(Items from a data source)
>> BEGIN
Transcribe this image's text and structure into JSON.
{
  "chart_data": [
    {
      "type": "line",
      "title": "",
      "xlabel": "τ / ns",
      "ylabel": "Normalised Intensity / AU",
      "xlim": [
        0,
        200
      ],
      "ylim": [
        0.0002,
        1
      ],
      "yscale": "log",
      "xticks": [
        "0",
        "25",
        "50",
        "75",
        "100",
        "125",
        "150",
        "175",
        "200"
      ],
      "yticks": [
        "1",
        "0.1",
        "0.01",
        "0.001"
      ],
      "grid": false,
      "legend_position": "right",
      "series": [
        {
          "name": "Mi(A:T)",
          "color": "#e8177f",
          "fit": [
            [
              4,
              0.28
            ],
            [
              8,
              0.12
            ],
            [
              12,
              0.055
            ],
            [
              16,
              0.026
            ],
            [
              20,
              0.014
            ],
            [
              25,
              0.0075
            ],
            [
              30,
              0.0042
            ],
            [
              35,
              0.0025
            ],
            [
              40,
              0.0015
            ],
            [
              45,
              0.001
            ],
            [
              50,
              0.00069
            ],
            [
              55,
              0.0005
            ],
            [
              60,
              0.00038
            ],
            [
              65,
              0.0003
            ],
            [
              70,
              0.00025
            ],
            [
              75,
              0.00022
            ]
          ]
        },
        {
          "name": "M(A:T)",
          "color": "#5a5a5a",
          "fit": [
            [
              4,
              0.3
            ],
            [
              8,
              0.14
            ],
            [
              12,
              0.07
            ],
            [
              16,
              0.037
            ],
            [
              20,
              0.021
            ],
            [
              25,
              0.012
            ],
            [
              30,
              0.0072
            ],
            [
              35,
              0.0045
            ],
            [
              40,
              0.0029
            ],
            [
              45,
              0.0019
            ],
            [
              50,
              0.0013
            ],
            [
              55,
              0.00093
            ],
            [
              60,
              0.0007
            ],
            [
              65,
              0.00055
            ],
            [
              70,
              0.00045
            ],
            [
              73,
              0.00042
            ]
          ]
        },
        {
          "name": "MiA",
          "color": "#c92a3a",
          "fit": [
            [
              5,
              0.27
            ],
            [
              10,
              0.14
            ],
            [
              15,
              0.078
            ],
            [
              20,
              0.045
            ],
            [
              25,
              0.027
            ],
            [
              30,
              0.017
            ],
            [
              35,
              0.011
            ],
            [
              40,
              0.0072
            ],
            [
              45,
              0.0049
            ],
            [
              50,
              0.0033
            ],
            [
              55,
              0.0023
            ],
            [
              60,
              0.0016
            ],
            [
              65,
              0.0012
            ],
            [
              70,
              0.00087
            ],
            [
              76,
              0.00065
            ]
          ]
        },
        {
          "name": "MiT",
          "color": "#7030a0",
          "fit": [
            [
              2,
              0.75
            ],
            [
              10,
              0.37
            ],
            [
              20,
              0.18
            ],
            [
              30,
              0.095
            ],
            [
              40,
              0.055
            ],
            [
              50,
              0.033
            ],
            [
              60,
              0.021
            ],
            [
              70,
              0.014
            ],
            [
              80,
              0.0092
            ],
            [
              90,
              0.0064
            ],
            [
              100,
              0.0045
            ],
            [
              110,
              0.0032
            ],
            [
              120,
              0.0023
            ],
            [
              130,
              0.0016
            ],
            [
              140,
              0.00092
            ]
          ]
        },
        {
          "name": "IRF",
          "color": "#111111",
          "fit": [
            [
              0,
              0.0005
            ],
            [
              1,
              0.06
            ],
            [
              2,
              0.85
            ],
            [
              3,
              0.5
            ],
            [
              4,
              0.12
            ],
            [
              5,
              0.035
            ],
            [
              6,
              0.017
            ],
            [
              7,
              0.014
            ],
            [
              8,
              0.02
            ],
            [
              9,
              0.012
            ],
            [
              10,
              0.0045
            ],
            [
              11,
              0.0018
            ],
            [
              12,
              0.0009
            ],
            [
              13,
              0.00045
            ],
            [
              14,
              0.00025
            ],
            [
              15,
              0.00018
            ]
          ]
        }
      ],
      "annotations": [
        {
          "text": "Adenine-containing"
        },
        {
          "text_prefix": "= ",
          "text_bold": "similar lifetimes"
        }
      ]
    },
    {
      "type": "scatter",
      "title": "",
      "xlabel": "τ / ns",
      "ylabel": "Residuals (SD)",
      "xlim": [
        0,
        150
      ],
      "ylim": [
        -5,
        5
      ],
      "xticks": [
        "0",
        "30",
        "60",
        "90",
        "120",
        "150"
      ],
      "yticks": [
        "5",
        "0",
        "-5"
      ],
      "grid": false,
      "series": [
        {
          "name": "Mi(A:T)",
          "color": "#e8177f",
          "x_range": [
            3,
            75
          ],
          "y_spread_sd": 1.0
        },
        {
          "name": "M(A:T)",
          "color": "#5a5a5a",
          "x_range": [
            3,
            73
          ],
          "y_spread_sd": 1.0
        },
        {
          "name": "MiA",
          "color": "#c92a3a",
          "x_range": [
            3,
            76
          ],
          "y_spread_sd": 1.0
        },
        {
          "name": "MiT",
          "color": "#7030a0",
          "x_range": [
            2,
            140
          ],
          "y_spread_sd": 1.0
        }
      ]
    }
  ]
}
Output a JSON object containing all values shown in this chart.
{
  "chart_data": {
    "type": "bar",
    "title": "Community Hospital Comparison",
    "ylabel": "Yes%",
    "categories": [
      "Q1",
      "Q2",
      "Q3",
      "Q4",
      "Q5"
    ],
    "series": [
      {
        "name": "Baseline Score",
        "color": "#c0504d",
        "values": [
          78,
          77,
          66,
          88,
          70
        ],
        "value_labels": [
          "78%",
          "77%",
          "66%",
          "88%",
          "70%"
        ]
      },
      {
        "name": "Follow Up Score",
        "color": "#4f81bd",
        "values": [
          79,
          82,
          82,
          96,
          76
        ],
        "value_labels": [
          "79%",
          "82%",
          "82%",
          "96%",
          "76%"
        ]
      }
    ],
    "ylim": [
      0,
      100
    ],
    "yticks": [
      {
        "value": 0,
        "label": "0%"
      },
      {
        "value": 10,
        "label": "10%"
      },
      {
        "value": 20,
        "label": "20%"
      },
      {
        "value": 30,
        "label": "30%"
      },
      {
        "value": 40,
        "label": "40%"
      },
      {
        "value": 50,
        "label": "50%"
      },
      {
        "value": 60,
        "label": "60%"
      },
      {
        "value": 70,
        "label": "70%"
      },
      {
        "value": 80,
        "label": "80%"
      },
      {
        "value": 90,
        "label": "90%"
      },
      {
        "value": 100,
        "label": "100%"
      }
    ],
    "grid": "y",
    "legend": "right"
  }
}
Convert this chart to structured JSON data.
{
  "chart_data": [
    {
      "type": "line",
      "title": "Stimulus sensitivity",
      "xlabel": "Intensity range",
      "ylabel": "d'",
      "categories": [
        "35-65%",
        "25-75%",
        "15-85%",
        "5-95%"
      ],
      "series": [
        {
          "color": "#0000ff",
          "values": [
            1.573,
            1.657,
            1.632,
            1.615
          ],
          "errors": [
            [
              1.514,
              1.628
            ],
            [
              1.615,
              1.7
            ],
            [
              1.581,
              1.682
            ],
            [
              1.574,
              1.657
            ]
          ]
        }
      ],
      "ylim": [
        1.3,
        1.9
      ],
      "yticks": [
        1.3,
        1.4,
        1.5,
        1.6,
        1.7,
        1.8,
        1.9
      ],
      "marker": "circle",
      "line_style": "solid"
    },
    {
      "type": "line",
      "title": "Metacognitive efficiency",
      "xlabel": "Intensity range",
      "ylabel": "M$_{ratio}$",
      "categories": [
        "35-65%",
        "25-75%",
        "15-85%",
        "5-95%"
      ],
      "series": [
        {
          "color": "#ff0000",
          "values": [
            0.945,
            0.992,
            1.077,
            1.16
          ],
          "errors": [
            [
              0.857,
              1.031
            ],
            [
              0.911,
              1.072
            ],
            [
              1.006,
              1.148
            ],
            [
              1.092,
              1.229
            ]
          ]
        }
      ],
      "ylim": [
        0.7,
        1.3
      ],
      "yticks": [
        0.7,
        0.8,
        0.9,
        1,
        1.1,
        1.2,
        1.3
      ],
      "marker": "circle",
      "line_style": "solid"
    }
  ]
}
>> END
PROBLEM STATEMENT:
In the entries above, identify every line with the word "right". Copy those lines.

WORKED ANSWER:
      "legend_position": "right",
    "legend": "right"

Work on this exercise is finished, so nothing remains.